WHAT YOU HAVE TO DO: Go through the records underneath and count the lines that include the string "стентирование". Give nothing but the number.

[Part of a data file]
----------

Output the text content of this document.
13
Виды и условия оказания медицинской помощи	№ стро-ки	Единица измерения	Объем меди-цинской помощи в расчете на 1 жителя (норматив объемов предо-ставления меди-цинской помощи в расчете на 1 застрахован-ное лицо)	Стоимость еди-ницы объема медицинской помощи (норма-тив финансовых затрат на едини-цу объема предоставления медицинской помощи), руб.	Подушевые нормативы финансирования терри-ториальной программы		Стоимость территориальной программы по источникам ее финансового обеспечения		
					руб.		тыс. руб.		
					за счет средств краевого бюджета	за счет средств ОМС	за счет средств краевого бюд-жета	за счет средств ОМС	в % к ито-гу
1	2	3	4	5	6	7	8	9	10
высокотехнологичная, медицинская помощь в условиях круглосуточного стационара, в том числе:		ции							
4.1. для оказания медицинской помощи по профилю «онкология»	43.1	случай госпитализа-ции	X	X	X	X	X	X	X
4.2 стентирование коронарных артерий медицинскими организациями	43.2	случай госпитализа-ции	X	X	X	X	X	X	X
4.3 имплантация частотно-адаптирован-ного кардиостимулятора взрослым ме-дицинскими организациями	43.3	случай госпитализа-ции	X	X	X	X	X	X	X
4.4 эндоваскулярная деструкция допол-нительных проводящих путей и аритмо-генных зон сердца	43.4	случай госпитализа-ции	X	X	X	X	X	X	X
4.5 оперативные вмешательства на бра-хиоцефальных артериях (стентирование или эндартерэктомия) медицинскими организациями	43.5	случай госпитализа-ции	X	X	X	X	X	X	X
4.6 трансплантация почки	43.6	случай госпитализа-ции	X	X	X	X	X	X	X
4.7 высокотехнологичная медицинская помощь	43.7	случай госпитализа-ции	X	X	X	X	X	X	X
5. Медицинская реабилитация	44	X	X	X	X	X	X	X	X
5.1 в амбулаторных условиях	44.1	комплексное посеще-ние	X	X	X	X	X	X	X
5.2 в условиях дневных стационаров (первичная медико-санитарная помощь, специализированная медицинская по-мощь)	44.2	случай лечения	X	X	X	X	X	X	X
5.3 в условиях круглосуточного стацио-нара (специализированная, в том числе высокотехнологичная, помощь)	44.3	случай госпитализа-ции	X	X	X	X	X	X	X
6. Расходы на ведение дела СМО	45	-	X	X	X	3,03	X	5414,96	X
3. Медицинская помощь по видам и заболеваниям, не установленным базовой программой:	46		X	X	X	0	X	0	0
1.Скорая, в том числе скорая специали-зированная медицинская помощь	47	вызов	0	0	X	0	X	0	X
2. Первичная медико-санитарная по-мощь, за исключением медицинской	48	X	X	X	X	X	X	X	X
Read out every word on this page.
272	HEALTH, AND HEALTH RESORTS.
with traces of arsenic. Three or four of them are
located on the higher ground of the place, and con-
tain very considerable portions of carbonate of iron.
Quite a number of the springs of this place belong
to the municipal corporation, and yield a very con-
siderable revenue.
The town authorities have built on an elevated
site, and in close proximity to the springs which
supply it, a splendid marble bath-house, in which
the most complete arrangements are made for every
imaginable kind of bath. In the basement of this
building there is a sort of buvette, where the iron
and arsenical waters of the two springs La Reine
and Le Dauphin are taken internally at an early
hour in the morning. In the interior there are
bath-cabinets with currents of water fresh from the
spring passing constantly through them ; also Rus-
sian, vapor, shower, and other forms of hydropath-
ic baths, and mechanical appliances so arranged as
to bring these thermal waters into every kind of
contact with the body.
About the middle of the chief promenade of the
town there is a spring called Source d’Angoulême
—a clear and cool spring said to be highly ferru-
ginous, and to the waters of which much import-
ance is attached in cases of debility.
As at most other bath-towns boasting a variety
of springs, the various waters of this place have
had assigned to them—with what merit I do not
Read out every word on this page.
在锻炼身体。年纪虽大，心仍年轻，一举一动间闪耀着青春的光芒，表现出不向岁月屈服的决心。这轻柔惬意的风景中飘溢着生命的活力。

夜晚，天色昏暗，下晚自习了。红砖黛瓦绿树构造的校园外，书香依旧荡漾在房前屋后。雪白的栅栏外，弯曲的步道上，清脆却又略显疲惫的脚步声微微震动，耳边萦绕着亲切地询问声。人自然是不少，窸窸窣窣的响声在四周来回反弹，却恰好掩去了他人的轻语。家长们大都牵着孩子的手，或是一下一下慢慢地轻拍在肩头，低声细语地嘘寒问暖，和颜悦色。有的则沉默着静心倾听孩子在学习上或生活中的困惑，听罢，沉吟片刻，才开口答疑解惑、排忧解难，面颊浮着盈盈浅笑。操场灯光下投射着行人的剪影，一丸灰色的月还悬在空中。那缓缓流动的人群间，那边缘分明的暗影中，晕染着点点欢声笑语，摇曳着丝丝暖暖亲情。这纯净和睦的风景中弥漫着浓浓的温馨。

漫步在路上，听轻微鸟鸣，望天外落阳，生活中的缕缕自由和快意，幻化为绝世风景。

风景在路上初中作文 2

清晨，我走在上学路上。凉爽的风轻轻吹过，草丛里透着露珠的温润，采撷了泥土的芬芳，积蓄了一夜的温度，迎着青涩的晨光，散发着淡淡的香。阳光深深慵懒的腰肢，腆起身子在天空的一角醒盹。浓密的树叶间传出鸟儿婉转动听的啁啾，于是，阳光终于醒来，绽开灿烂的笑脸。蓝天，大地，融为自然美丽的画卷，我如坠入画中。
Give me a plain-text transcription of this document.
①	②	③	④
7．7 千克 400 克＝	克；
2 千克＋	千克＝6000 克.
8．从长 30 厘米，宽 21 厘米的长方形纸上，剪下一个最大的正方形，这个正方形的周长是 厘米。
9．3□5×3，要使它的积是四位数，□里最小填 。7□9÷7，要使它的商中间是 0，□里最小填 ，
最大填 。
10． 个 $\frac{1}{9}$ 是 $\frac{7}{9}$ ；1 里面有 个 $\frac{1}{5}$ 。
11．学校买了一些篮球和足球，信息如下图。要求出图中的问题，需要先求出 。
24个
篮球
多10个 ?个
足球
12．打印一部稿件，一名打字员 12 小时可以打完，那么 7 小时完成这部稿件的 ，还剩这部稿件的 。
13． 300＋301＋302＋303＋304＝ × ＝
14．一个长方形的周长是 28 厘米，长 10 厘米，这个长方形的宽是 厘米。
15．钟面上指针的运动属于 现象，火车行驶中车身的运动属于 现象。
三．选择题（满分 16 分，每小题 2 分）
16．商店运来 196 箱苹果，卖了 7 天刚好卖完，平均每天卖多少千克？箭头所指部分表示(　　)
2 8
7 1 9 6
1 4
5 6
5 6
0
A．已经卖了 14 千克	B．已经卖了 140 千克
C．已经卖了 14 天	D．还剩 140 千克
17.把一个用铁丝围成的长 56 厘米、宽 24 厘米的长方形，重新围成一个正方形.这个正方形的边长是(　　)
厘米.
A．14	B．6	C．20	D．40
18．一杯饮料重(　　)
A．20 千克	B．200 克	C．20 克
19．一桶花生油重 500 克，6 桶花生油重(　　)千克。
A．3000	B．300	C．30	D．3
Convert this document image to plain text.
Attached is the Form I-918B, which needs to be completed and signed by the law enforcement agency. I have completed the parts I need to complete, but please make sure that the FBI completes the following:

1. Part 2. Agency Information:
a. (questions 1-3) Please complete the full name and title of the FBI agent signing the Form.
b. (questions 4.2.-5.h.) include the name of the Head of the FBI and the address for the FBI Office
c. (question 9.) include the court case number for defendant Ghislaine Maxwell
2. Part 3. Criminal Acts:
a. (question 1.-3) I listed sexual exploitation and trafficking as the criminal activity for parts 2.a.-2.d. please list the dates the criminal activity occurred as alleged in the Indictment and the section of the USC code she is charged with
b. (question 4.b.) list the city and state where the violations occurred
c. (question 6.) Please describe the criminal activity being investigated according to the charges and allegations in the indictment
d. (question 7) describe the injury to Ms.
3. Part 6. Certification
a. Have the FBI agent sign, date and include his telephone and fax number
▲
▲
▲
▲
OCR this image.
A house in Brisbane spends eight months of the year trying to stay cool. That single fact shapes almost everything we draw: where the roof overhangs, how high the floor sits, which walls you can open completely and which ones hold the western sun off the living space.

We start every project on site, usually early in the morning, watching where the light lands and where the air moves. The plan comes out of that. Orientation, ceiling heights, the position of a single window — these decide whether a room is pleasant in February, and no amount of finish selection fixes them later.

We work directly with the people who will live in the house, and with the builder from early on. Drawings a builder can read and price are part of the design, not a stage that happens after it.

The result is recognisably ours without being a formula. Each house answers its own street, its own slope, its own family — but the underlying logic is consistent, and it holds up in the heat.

----------

EXERCISE OUTPUT: 2